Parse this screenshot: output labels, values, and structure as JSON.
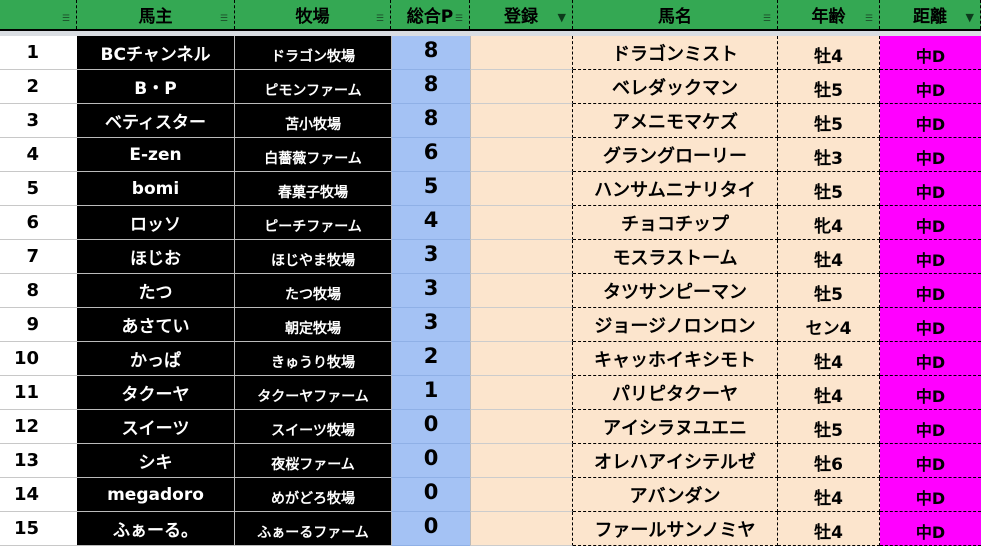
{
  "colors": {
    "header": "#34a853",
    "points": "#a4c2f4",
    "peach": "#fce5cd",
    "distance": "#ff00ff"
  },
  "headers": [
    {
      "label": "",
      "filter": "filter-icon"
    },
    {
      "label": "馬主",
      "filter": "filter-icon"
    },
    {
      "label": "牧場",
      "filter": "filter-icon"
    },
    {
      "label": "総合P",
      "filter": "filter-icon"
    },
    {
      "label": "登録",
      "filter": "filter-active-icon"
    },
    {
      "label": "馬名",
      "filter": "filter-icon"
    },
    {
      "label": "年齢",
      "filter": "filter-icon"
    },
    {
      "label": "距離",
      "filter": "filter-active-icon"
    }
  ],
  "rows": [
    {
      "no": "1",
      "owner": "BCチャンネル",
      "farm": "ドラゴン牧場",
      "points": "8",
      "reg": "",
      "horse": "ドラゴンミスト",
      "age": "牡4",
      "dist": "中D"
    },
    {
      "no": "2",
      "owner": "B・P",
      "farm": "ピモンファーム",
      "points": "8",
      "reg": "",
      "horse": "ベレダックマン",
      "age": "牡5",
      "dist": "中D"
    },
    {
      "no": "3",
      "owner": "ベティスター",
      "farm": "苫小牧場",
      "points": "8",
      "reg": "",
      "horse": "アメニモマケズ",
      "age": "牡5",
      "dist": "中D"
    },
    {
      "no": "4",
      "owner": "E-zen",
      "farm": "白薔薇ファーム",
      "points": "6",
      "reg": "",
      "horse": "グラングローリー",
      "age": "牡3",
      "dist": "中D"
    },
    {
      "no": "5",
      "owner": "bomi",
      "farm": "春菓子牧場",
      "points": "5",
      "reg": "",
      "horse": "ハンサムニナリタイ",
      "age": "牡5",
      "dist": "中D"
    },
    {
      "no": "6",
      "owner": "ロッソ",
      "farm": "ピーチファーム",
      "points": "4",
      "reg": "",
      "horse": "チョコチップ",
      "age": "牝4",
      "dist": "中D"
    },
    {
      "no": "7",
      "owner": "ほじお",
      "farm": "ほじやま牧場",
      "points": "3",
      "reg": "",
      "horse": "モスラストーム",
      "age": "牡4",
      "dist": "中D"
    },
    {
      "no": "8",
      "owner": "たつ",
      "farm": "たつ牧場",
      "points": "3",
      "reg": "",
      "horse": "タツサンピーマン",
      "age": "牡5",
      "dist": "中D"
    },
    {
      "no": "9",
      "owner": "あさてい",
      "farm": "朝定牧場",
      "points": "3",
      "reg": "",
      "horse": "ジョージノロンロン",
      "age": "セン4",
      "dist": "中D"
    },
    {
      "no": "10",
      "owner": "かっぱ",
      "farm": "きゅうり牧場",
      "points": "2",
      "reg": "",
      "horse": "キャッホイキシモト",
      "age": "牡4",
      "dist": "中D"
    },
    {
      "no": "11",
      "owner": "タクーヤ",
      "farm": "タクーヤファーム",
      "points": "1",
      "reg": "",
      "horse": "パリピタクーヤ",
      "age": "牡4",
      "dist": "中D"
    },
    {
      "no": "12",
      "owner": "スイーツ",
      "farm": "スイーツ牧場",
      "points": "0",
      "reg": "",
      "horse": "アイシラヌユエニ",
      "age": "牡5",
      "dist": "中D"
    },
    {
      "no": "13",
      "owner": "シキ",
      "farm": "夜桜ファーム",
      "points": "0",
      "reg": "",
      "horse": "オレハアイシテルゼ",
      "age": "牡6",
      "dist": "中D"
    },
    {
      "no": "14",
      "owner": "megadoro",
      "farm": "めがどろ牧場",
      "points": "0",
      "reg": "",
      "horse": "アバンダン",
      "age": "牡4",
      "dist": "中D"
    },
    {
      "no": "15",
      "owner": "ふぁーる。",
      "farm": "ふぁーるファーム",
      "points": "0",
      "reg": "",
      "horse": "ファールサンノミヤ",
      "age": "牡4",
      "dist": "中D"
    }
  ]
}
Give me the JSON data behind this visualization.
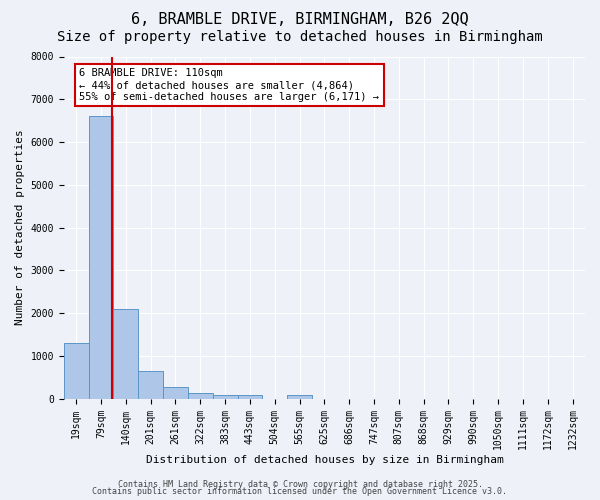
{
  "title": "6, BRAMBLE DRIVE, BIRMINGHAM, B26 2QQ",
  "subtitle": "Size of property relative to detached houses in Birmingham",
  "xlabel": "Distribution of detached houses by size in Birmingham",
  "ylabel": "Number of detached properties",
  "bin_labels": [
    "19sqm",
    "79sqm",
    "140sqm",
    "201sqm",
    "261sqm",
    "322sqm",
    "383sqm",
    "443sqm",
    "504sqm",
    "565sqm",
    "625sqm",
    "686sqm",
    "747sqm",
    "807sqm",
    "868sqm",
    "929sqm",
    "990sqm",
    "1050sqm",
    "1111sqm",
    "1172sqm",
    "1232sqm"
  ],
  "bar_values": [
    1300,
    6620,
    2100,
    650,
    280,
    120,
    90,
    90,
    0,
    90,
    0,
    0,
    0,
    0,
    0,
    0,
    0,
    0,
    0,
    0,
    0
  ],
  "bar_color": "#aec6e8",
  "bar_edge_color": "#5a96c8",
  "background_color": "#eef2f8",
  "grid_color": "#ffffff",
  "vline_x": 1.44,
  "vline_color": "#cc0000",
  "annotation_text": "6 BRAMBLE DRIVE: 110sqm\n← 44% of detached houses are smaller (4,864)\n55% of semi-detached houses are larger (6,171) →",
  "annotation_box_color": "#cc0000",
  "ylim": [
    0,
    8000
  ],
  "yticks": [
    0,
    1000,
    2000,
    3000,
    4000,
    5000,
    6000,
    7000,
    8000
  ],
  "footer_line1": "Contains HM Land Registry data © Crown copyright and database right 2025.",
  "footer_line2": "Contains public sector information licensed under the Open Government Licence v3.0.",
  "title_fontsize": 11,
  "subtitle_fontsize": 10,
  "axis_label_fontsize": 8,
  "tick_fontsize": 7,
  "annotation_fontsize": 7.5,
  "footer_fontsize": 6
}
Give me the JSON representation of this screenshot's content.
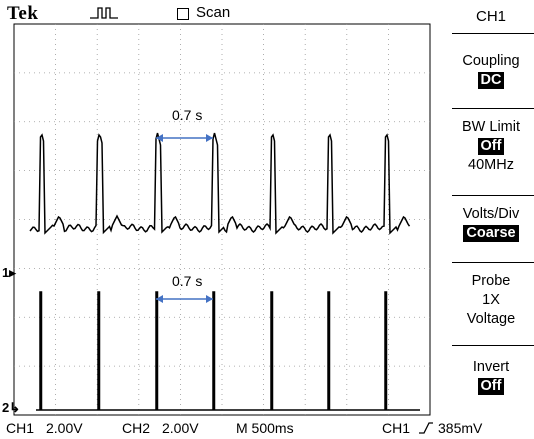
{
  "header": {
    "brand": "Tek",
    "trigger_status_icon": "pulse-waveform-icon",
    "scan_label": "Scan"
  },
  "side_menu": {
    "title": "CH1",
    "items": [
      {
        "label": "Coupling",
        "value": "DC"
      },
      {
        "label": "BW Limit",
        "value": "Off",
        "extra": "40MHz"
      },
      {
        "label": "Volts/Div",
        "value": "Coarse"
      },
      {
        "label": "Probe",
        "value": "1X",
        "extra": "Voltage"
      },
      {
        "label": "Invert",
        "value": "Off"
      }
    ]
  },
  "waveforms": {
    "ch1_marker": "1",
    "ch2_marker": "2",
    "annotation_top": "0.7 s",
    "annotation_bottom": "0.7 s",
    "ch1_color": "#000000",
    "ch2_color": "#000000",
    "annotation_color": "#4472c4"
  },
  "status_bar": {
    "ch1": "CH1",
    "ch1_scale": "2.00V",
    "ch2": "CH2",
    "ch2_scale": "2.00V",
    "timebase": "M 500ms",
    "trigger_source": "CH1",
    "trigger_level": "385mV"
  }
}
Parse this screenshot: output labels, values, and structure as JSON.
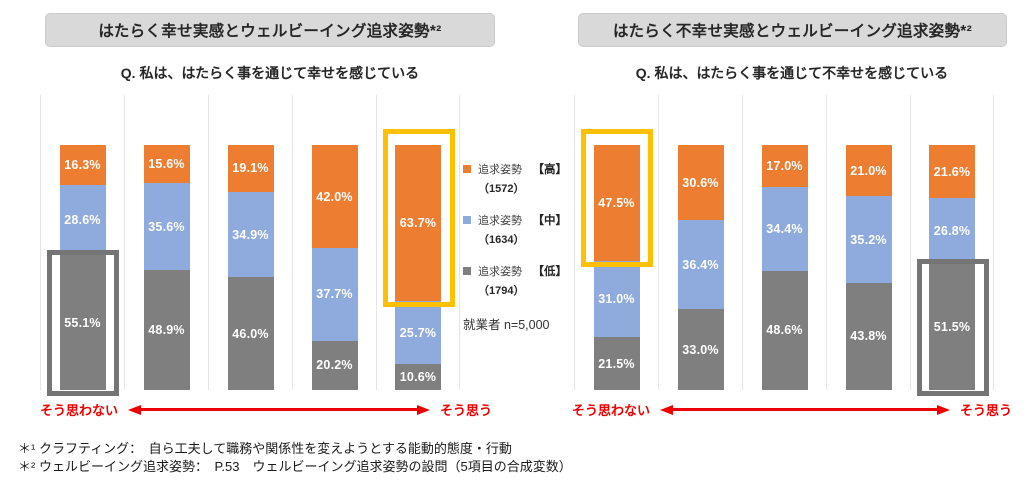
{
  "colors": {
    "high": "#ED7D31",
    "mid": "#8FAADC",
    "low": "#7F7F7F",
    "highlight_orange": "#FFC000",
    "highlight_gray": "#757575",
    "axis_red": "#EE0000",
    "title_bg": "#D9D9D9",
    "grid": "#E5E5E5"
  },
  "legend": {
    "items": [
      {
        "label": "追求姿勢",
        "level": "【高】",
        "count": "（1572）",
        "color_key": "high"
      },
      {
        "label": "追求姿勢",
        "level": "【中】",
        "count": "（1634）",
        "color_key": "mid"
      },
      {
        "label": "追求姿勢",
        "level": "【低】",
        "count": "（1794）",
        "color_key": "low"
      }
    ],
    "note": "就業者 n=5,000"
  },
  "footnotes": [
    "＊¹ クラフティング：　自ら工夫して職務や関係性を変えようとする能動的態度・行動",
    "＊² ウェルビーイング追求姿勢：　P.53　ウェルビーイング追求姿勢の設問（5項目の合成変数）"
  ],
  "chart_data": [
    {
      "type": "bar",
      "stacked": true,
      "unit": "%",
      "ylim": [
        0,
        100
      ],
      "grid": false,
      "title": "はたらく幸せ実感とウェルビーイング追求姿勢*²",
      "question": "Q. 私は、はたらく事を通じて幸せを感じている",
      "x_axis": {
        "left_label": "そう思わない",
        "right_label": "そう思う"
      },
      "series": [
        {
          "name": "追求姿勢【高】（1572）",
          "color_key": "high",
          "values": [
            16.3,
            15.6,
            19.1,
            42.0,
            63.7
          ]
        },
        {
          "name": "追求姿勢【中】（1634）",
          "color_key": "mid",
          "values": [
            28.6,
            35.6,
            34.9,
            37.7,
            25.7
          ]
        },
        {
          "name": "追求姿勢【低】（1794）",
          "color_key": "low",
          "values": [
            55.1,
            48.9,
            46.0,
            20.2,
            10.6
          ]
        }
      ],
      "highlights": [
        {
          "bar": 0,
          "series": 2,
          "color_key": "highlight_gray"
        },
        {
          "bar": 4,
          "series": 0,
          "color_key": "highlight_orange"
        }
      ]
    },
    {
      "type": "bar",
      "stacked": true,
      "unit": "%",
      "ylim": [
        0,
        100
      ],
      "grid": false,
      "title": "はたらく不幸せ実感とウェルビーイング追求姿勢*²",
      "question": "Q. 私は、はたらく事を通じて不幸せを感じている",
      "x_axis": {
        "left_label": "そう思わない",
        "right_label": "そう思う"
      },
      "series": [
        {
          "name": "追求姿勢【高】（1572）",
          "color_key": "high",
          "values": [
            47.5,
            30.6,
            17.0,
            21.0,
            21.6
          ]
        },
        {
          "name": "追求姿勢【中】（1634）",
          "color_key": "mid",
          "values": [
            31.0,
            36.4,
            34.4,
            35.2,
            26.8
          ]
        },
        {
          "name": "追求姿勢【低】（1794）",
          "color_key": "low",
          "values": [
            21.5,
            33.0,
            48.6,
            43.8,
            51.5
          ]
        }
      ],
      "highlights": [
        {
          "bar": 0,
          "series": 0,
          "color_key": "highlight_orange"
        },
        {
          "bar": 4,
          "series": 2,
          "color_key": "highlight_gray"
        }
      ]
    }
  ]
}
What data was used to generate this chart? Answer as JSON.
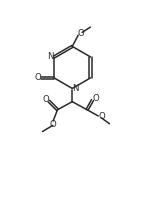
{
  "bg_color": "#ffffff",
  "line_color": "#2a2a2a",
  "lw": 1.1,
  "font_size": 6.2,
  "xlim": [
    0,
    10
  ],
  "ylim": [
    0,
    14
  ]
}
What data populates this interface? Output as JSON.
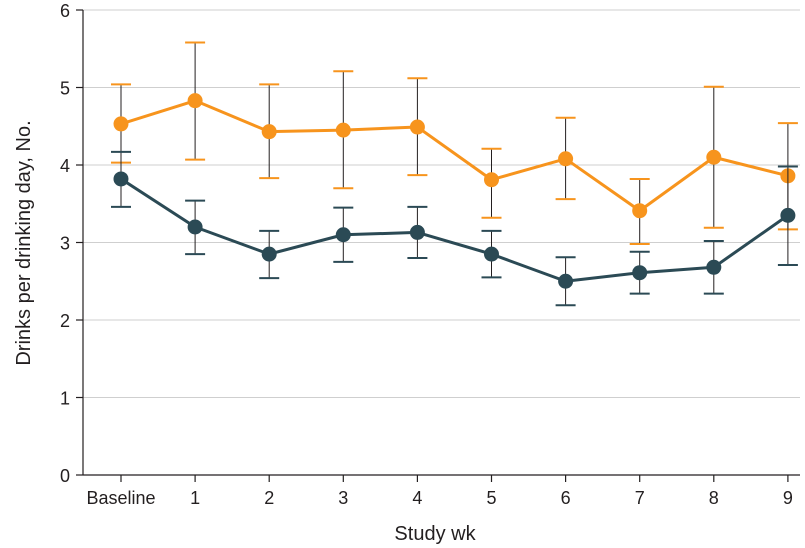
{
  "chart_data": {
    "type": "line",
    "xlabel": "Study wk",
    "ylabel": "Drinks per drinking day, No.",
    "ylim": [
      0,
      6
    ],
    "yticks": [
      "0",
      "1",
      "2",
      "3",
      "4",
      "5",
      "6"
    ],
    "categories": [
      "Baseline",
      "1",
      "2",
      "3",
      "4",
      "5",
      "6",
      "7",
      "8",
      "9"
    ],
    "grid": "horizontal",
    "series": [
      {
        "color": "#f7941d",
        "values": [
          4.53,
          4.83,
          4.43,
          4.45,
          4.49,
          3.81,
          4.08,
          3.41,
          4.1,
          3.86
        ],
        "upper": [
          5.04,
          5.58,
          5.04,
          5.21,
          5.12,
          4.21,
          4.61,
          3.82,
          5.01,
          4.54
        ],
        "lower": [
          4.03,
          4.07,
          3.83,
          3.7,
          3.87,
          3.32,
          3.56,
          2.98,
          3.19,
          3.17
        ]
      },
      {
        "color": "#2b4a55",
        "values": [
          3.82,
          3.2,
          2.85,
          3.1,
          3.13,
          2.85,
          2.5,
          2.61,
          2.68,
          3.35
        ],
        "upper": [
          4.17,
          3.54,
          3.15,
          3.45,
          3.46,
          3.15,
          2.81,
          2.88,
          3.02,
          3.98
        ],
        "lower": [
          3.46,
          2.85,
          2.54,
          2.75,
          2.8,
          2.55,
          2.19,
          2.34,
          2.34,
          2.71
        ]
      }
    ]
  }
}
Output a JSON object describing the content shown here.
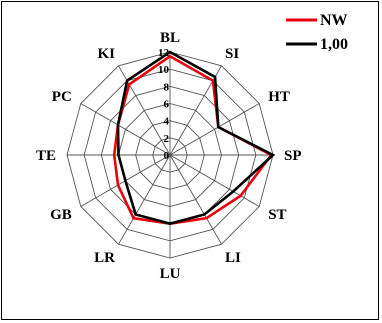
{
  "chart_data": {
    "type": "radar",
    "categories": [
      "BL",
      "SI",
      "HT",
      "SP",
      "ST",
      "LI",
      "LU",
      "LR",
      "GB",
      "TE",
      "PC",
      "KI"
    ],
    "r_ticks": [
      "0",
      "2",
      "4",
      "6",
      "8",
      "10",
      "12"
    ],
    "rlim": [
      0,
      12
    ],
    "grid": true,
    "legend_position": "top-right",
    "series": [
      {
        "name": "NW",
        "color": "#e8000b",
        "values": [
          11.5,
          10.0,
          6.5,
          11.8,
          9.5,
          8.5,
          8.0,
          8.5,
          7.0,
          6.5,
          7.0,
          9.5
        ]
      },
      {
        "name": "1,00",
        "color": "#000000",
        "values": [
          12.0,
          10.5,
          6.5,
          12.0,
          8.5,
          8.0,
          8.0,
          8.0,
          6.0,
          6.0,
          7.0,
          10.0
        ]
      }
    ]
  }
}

══════════

• Stated task:
Find every line above that contains the word "question", and return each one.

• Full solution:
      "question": "Q. 私は、はたらく事を通じて幸せを感じている",
      "question": "Q. 私は、はたらく事を通じて不幸せを感じている",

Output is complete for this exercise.